= REQUIRED TASK =
Collect every line in the listing below that contains the string "image". Copy each of those lines in full.

Layout coordinate data
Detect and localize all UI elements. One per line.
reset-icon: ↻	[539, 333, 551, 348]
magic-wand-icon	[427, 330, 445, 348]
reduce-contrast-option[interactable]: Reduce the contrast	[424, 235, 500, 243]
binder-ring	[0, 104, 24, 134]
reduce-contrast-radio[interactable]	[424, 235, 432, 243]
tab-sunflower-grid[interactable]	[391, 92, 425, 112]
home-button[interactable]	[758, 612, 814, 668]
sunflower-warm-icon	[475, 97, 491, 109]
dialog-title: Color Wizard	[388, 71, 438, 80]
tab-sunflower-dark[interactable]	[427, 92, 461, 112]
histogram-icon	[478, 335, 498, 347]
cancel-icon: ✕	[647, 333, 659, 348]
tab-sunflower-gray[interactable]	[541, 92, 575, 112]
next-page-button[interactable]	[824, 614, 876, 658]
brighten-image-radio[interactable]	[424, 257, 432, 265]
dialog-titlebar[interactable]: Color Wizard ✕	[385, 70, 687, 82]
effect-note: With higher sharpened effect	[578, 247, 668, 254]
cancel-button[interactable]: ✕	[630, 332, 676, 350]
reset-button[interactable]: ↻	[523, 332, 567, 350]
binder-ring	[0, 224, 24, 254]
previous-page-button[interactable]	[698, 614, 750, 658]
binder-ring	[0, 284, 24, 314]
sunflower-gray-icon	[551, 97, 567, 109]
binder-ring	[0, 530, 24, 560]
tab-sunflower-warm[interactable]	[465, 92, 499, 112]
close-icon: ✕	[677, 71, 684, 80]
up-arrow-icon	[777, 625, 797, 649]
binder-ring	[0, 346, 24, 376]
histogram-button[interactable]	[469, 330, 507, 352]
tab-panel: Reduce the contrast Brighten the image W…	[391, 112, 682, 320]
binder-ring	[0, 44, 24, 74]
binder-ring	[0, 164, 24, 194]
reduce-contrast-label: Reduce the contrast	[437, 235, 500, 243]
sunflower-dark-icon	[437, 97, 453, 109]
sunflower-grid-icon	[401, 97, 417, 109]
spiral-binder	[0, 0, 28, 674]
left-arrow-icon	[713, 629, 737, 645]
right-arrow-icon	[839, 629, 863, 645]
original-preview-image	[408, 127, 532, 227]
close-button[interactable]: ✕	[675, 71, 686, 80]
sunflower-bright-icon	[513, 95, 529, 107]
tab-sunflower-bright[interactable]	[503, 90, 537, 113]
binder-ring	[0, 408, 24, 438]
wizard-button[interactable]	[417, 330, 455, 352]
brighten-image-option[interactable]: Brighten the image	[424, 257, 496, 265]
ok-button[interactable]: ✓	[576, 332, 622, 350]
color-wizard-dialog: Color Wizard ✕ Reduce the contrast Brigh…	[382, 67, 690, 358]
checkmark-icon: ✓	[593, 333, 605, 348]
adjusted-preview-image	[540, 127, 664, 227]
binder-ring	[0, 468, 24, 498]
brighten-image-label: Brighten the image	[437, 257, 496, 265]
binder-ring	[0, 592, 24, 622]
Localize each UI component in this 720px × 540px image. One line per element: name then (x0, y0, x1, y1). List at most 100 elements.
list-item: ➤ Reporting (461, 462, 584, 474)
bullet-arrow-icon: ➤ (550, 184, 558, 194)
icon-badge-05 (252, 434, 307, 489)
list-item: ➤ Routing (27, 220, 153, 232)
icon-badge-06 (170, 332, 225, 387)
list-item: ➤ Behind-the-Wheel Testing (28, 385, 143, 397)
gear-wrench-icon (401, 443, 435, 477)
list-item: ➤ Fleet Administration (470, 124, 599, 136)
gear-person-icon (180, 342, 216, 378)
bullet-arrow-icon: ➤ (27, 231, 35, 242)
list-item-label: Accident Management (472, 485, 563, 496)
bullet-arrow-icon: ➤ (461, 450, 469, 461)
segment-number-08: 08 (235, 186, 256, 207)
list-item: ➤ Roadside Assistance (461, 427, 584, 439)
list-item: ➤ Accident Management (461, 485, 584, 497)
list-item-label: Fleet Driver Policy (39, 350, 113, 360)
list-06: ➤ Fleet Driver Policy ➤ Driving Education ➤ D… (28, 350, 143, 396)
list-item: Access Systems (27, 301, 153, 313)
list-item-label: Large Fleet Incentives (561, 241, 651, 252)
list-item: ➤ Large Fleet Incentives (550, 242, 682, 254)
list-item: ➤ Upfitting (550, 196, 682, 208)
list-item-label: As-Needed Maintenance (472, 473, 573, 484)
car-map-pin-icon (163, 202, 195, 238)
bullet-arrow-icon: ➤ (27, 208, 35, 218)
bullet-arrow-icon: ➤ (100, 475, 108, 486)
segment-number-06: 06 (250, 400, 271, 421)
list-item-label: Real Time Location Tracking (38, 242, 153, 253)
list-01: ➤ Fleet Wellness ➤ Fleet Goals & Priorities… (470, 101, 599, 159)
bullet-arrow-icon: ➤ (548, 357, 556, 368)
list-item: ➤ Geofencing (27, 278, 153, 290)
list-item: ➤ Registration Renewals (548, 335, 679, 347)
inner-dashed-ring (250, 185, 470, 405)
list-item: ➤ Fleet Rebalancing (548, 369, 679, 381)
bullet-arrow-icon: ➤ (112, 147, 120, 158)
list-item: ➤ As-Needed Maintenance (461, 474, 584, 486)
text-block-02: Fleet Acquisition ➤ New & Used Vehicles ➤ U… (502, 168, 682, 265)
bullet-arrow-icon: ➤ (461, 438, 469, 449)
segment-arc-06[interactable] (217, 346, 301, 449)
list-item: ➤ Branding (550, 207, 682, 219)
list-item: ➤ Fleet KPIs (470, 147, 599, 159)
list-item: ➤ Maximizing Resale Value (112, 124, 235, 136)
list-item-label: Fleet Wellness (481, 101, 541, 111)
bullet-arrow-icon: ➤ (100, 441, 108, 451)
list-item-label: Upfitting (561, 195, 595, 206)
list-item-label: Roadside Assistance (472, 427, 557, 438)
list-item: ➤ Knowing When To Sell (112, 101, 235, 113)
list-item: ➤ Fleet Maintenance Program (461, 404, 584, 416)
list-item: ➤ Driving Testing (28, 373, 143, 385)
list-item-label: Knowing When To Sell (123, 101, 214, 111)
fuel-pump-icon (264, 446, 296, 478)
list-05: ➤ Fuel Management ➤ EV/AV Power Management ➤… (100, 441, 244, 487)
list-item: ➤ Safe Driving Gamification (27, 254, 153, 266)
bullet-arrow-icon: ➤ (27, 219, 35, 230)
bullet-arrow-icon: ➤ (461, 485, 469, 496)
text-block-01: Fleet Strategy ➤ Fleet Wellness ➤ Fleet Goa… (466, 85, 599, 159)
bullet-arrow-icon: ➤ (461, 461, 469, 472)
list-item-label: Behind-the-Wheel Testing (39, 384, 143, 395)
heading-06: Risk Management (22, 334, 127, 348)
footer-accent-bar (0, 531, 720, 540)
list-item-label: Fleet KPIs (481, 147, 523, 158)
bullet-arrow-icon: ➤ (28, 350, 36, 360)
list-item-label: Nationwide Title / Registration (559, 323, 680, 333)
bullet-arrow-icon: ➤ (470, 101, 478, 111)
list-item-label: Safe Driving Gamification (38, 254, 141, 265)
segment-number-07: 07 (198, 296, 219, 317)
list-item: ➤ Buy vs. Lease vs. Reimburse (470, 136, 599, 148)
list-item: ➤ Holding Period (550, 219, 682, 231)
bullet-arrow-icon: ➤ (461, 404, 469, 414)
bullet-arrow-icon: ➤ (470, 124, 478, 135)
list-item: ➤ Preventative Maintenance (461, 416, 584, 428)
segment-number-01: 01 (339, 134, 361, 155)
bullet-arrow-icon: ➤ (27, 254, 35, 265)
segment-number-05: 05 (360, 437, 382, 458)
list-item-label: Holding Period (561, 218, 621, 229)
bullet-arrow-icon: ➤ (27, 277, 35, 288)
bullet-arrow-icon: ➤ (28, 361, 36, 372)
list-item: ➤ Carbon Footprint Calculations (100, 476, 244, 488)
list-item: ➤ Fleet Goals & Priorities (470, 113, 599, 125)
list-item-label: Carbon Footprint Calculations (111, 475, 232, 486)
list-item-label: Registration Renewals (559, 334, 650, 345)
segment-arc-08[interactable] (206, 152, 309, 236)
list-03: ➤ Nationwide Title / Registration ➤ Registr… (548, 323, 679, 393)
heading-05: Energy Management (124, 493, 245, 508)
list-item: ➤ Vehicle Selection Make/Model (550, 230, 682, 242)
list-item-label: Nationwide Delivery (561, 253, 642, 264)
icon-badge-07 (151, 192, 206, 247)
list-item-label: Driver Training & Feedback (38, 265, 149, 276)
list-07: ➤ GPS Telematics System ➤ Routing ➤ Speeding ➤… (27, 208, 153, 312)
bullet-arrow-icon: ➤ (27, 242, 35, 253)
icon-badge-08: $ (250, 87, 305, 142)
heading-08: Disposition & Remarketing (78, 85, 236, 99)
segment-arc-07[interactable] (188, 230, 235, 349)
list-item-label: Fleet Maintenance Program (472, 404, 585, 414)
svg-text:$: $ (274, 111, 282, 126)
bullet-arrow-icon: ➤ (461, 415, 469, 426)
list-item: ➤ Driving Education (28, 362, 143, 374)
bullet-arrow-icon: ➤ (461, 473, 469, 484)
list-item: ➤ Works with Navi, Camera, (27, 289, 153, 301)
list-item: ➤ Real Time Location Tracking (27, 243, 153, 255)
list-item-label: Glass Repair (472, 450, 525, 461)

= WRITTEN REPLY =
brighten-image-radio[interactable]	[424, 257, 432, 265]
tab-panel: Reduce the contrast Brighten the image W…	[391, 112, 682, 320]
original-preview-image	[408, 127, 532, 227]
brighten-image-option[interactable]: Brighten the image	[424, 257, 496, 265]
adjusted-preview-image	[540, 127, 664, 227]
brighten-image-label: Brighten the image	[437, 257, 496, 265]
Localize each UI component in this 720px × 540px image. One line per element: name then (x0, y0, x1, y1). List at most 100 elements.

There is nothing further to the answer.